■ Task directions
Look for the word "JSON" in the entries below, then copy every line that has it.
## Start Dataset entries
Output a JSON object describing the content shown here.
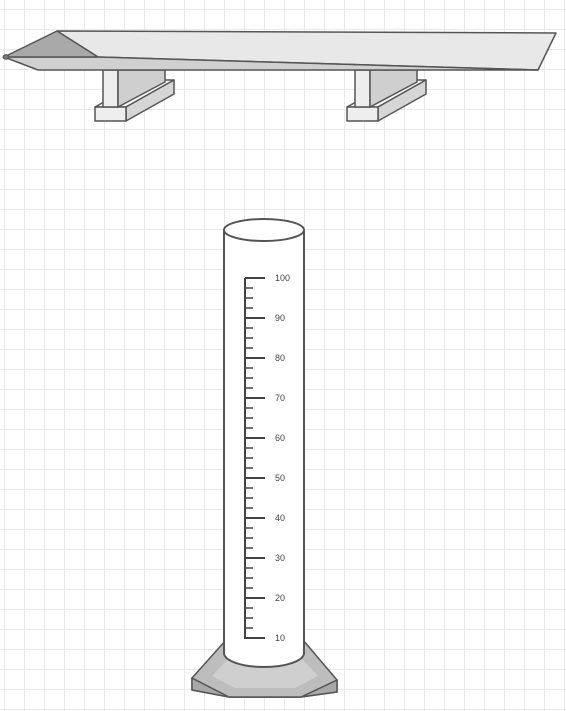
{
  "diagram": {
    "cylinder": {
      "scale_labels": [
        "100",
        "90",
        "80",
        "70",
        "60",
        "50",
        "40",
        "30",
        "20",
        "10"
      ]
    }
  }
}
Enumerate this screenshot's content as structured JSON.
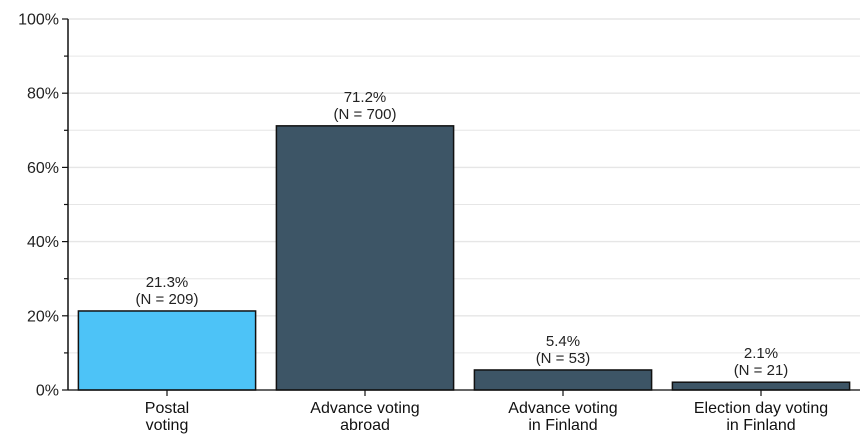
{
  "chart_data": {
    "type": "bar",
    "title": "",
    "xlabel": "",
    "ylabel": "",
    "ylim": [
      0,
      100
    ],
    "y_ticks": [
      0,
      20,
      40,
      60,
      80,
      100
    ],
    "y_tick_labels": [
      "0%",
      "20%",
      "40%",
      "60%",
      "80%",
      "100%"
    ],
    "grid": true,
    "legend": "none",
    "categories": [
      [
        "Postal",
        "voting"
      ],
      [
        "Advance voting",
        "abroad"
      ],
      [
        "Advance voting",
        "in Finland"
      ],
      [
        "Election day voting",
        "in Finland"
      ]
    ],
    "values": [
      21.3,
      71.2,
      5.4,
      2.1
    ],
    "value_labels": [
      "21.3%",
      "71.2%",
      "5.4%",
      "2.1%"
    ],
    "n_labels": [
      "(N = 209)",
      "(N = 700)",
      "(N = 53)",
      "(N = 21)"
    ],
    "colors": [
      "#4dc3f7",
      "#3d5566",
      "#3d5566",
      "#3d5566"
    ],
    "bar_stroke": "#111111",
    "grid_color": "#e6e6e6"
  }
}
## End Dataset entries
## Start Dataset entries
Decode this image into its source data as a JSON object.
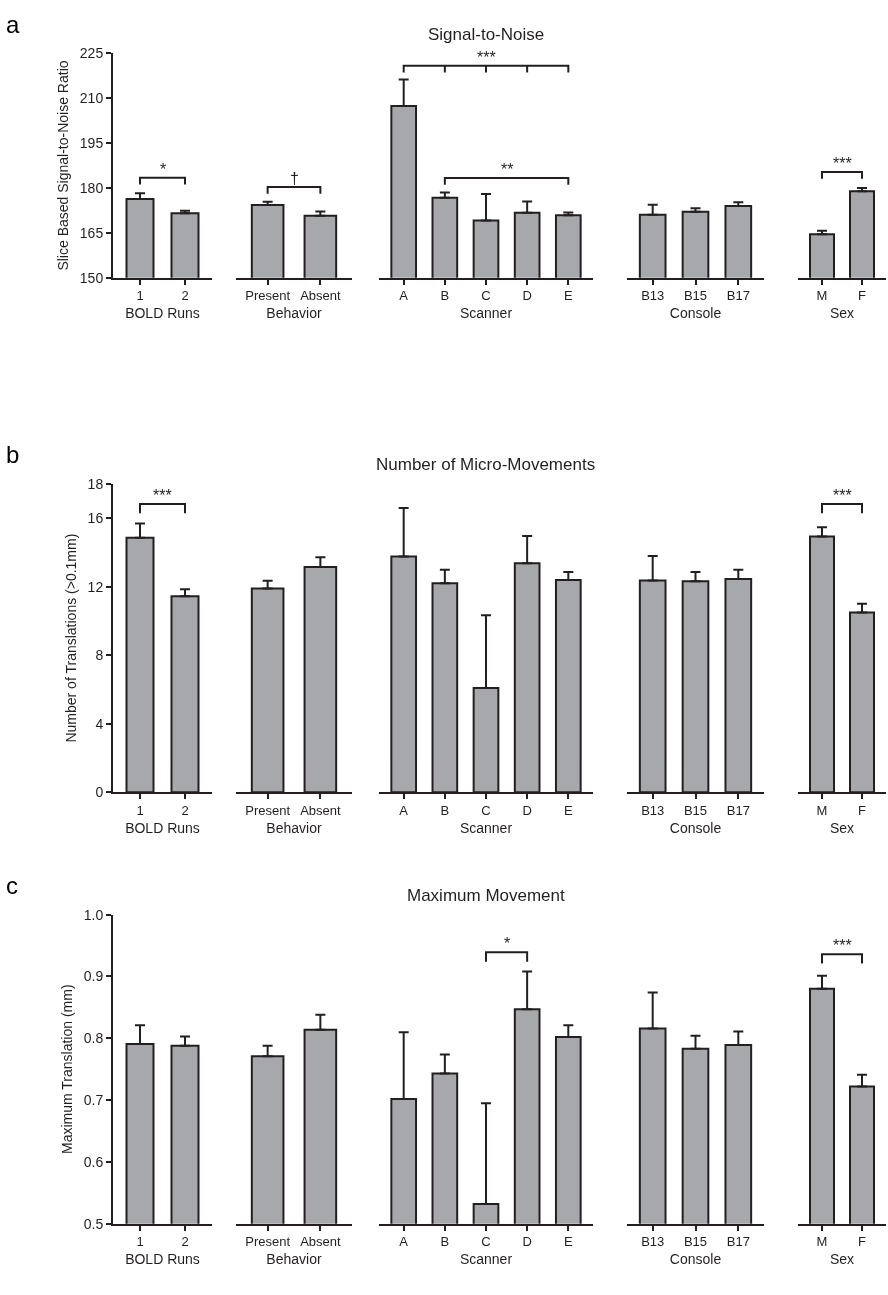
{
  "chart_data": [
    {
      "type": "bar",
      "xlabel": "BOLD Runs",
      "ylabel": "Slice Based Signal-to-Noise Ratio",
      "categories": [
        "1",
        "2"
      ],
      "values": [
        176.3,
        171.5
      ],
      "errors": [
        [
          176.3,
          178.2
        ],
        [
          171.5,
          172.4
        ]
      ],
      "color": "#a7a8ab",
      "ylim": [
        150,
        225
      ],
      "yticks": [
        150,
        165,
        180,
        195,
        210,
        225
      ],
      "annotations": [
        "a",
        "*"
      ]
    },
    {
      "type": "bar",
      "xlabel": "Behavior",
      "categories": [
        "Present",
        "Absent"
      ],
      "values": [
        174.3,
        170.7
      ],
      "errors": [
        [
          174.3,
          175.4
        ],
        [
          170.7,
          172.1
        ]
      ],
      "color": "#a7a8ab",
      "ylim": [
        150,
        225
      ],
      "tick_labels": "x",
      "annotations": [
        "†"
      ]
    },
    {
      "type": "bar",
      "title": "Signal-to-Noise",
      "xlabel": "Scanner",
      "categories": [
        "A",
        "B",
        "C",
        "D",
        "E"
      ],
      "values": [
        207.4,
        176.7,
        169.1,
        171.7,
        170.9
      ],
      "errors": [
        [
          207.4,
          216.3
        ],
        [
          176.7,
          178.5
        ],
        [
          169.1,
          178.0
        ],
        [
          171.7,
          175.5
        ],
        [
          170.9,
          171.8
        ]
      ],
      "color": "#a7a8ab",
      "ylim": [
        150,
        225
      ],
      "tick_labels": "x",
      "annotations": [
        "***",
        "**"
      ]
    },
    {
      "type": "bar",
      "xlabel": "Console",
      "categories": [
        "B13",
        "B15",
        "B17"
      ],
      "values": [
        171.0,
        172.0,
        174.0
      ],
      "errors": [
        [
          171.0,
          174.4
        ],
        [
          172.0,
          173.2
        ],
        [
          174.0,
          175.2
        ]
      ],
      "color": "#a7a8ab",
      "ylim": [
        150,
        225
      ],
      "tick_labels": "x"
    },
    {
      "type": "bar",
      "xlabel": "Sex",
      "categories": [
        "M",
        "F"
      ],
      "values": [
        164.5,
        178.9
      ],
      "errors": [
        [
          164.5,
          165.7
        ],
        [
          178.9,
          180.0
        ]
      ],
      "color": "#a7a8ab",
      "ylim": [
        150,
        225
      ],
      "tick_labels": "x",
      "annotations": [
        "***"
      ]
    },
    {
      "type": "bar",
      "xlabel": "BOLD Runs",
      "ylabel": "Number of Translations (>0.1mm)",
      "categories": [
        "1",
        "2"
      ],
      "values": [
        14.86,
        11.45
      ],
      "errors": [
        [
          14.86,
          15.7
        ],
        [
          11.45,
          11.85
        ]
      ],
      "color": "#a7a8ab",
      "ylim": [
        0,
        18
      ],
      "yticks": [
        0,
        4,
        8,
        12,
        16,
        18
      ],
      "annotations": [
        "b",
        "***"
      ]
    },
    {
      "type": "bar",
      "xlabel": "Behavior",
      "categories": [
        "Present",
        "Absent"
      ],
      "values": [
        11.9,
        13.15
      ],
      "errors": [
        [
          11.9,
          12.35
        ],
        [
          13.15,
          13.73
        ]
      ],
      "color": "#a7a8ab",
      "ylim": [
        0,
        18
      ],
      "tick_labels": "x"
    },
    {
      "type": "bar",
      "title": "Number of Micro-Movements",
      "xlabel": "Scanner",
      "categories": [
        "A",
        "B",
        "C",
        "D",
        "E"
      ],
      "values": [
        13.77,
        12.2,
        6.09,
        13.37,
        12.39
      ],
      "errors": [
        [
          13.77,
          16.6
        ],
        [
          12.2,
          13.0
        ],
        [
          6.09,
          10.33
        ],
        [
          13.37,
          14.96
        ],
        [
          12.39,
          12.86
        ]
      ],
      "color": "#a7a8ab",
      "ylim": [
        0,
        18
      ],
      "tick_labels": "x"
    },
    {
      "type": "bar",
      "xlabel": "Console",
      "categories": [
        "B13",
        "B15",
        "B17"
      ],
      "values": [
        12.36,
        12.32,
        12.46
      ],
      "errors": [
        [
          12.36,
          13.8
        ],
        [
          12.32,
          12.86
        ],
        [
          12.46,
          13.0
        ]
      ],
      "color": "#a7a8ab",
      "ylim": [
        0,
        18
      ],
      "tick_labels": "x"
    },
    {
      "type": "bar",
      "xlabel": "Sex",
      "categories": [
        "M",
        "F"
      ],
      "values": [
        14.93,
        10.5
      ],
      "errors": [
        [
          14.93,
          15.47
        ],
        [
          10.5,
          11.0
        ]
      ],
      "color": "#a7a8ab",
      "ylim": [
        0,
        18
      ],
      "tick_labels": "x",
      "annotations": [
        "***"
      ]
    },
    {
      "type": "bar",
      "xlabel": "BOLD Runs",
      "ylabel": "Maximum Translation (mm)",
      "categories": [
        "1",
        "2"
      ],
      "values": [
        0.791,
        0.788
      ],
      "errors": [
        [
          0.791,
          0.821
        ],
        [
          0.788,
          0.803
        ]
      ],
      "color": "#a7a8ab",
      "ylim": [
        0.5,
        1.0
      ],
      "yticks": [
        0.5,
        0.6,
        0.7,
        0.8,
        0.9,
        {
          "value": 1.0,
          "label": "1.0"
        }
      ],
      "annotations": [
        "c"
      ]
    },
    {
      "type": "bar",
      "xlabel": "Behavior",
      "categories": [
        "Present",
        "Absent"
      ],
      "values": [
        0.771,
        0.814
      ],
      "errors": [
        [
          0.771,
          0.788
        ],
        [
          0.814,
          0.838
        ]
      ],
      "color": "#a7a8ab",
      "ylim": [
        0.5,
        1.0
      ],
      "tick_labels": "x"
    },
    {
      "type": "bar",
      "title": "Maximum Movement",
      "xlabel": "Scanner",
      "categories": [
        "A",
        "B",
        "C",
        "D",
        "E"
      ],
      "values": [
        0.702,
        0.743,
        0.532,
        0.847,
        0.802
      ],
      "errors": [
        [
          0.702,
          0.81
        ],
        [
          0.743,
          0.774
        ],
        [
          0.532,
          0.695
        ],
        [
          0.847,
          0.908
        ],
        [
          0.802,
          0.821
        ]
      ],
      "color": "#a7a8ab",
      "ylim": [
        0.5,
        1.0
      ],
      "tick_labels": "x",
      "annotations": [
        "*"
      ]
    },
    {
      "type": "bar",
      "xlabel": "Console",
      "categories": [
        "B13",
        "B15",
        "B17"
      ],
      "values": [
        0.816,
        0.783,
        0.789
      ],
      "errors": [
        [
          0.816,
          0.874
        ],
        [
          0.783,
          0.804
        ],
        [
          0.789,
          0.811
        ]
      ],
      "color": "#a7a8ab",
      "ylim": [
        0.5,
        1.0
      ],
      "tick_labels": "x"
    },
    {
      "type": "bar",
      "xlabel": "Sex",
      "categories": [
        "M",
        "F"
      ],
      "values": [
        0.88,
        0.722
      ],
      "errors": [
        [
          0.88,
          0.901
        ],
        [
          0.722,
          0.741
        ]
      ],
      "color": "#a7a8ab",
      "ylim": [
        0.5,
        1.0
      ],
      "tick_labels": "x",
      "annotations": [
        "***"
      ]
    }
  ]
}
## End Dataset entries
■ Correct result
Output a JSON object describing the content shown here.
Enumerate this screenshot's content as structured JSON.
Decode this image into its source data as a JSON object.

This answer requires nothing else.